STATED PROBLEM:
Will you extract the entries word for word? Images should not appear in the copy.

EXCERPTED DATA:
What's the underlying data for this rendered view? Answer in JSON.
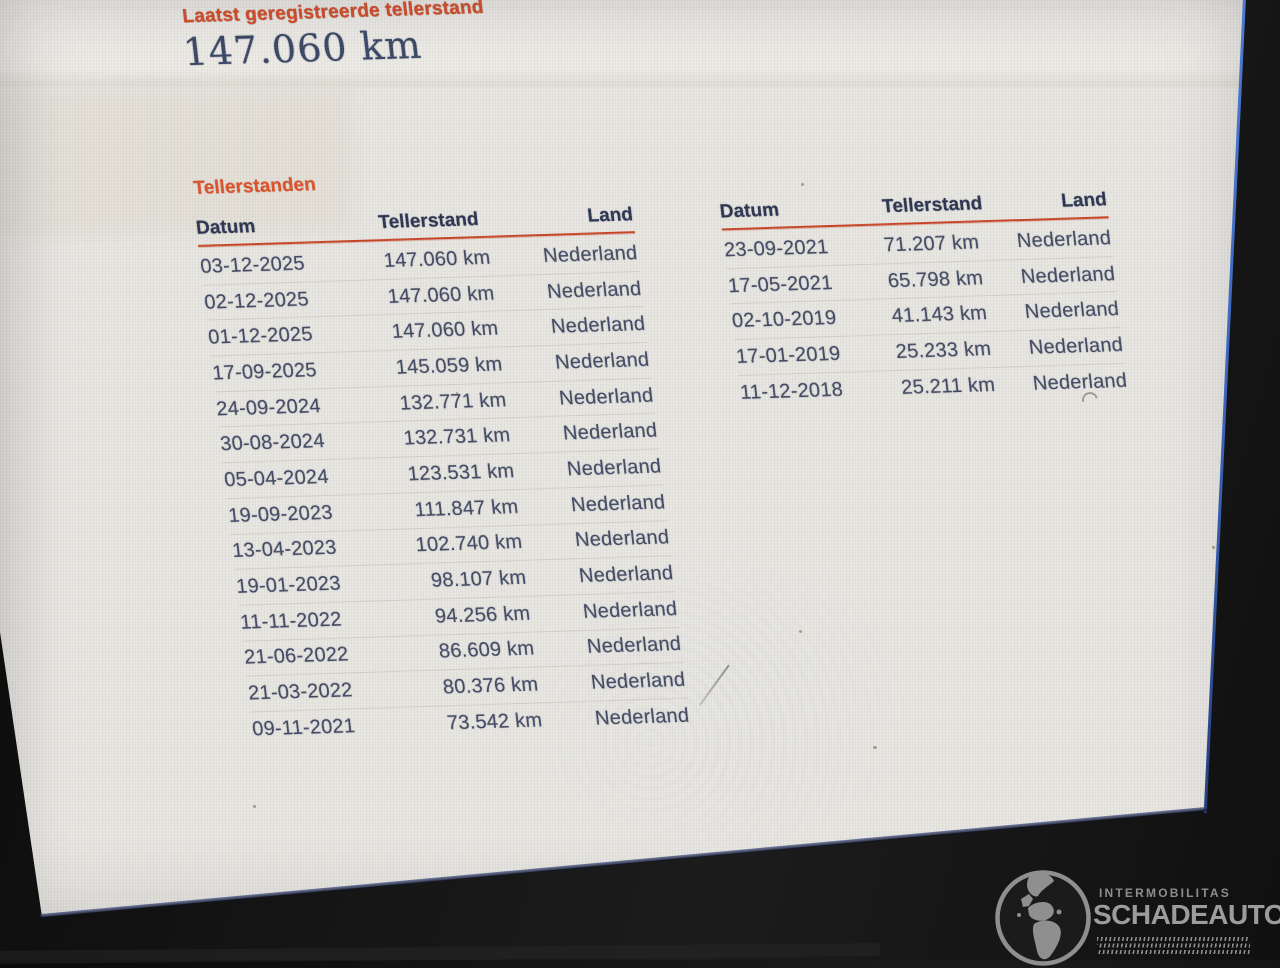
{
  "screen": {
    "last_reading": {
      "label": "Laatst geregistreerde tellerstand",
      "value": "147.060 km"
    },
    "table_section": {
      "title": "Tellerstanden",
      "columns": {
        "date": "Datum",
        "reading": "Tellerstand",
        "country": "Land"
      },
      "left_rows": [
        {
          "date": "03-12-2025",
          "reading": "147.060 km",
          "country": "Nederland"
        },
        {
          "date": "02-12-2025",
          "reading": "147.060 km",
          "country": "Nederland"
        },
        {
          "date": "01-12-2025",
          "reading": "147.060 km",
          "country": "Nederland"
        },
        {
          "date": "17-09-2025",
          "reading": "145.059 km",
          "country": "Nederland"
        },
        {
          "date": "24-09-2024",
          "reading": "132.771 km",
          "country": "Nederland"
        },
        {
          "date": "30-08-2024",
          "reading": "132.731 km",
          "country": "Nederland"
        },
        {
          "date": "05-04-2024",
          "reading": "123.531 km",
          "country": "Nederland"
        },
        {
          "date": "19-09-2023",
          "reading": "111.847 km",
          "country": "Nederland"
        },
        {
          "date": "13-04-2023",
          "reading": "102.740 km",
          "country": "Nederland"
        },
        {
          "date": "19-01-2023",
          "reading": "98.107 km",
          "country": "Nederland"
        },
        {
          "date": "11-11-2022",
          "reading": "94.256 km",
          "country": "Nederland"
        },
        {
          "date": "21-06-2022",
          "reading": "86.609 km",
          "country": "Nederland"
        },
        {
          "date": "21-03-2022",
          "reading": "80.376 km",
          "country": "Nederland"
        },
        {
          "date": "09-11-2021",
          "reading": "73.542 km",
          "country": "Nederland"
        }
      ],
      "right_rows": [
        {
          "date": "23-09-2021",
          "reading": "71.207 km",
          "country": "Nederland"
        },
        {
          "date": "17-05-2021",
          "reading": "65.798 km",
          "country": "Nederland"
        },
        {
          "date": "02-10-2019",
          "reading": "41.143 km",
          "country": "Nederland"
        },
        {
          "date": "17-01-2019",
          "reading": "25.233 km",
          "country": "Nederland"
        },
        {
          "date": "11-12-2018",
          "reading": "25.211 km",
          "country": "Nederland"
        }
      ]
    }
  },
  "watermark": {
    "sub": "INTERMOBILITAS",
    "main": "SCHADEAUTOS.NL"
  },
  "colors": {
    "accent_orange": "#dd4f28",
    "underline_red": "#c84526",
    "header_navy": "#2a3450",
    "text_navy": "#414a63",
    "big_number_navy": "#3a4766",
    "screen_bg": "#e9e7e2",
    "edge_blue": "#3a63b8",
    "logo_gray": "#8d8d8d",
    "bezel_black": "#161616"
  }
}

THE RESPONSE:
What's the underlying data for this rendered view? Answer in JSON.
{
  "screen": {
    "last_reading": {
      "label": "Laatst geregistreerde tellerstand",
      "value": "147.060 km"
    },
    "table_section": {
      "title": "Tellerstanden",
      "columns": {
        "date": "Datum",
        "reading": "Tellerstand",
        "country": "Land"
      },
      "left_rows": [
        {
          "date": "03-12-2025",
          "reading": "147.060 km",
          "country": "Nederland"
        },
        {
          "date": "02-12-2025",
          "reading": "147.060 km",
          "country": "Nederland"
        },
        {
          "date": "01-12-2025",
          "reading": "147.060 km",
          "country": "Nederland"
        },
        {
          "date": "17-09-2025",
          "reading": "145.059 km",
          "country": "Nederland"
        },
        {
          "date": "24-09-2024",
          "reading": "132.771 km",
          "country": "Nederland"
        },
        {
          "date": "30-08-2024",
          "reading": "132.731 km",
          "country": "Nederland"
        },
        {
          "date": "05-04-2024",
          "reading": "123.531 km",
          "country": "Nederland"
        },
        {
          "date": "19-09-2023",
          "reading": "111.847 km",
          "country": "Nederland"
        },
        {
          "date": "13-04-2023",
          "reading": "102.740 km",
          "country": "Nederland"
        },
        {
          "date": "19-01-2023",
          "reading": "98.107 km",
          "country": "Nederland"
        },
        {
          "date": "11-11-2022",
          "reading": "94.256 km",
          "country": "Nederland"
        },
        {
          "date": "21-06-2022",
          "reading": "86.609 km",
          "country": "Nederland"
        },
        {
          "date": "21-03-2022",
          "reading": "80.376 km",
          "country": "Nederland"
        },
        {
          "date": "09-11-2021",
          "reading": "73.542 km",
          "country": "Nederland"
        }
      ],
      "right_rows": [
        {
          "date": "23-09-2021",
          "reading": "71.207 km",
          "country": "Nederland"
        },
        {
          "date": "17-05-2021",
          "reading": "65.798 km",
          "country": "Nederland"
        },
        {
          "date": "02-10-2019",
          "reading": "41.143 km",
          "country": "Nederland"
        },
        {
          "date": "17-01-2019",
          "reading": "25.233 km",
          "country": "Nederland"
        },
        {
          "date": "11-12-2018",
          "reading": "25.211 km",
          "country": "Nederland"
        }
      ]
    }
  },
  "watermark": {
    "sub": "INTERMOBILITAS",
    "main": "SCHADEAUTOS.NL"
  },
  "colors": {
    "accent_orange": "#dd4f28",
    "underline_red": "#c84526",
    "header_navy": "#2a3450",
    "text_navy": "#414a63",
    "big_number_navy": "#3a4766",
    "screen_bg": "#e9e7e2",
    "edge_blue": "#3a63b8",
    "logo_gray": "#8d8d8d",
    "bezel_black": "#161616"
  }
}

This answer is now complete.